[TASK GOAL]
Answer with a number only: how many lines of the data contain "勘定科目"?

[PROVIDED ENTRIES]
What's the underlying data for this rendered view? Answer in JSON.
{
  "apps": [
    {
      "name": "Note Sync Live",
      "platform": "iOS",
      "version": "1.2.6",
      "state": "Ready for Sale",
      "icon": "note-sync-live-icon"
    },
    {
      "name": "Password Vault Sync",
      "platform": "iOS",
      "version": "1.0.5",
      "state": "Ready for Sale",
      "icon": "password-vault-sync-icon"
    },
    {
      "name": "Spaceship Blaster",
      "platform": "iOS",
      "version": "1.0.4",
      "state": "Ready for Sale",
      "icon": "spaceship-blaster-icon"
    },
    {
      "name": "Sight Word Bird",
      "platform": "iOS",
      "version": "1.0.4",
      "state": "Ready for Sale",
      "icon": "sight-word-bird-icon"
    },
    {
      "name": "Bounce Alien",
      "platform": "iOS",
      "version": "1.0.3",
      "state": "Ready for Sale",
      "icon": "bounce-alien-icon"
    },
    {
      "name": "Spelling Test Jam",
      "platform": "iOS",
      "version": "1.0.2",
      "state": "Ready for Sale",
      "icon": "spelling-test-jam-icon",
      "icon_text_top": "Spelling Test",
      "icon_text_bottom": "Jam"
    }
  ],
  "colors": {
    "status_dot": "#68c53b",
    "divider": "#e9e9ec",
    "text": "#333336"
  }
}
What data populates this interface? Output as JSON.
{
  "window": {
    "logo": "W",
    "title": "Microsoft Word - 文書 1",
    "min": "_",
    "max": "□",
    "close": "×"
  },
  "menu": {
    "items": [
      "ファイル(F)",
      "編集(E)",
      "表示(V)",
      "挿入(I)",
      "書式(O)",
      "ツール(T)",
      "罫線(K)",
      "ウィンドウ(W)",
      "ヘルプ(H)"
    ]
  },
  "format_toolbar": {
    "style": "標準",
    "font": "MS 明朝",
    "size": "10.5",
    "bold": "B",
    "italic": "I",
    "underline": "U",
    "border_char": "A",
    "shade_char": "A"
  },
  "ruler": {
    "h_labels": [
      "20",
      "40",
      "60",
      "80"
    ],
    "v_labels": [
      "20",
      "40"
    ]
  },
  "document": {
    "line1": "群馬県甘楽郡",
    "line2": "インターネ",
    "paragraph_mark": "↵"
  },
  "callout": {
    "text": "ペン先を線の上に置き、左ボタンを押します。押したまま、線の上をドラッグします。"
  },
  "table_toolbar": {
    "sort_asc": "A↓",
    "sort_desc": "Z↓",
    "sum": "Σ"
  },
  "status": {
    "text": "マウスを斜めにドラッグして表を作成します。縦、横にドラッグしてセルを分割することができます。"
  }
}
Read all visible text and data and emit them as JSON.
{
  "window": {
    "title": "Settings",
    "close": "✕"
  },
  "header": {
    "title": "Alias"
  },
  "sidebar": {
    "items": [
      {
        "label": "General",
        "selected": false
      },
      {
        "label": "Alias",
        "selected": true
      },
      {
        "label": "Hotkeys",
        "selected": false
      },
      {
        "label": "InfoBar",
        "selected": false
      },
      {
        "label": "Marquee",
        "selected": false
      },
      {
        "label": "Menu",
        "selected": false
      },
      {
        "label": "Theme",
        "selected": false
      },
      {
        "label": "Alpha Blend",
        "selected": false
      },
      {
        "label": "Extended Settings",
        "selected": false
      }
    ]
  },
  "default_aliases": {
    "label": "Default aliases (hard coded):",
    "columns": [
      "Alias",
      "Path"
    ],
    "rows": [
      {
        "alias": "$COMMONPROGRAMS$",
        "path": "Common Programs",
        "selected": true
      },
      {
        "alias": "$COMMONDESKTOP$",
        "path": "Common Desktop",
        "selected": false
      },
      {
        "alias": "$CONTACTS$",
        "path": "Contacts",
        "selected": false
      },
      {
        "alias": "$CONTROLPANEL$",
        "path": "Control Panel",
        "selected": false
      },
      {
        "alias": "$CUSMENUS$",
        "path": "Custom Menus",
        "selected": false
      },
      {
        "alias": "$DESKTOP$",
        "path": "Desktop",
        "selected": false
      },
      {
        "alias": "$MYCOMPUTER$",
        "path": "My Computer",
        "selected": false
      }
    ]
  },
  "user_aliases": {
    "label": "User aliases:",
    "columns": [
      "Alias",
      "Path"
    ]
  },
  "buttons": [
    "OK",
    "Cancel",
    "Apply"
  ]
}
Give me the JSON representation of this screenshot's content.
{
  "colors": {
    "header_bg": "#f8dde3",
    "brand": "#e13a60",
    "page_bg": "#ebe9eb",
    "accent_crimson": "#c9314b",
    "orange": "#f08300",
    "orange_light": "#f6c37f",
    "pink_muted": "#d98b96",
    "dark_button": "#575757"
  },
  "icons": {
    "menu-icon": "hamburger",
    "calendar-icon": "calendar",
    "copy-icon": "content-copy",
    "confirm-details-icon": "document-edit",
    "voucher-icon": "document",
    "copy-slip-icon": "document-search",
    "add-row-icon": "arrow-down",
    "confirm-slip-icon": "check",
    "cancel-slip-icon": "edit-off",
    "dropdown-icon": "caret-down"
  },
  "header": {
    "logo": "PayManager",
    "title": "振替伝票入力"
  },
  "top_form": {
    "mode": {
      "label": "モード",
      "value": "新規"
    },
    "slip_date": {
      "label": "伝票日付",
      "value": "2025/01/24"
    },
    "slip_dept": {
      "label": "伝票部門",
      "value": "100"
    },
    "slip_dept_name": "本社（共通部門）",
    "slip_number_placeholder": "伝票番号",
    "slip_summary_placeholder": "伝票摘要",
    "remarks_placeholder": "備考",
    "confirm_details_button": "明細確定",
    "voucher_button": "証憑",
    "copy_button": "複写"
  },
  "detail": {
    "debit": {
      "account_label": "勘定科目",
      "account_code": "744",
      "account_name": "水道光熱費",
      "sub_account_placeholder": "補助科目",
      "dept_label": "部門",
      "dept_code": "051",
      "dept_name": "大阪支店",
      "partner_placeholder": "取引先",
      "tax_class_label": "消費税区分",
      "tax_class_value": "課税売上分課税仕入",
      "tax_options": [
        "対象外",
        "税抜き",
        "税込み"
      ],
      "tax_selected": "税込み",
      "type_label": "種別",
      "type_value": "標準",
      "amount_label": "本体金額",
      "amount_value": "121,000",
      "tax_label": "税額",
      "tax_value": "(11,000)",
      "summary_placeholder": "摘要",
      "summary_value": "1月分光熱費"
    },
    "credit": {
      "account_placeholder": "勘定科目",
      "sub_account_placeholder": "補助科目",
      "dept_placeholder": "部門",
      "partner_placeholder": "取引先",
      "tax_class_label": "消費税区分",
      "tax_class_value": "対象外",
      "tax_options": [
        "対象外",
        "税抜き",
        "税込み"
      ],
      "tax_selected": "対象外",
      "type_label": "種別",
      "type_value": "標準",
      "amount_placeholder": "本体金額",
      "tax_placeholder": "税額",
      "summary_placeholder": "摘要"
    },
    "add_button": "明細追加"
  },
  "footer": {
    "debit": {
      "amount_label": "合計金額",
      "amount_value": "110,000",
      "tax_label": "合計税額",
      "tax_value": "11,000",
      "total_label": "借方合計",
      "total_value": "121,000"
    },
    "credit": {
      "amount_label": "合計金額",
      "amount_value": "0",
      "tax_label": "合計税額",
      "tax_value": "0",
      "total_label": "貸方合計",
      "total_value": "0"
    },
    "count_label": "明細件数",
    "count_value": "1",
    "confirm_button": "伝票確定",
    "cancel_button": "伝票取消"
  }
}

[FINAL ANSWER]
2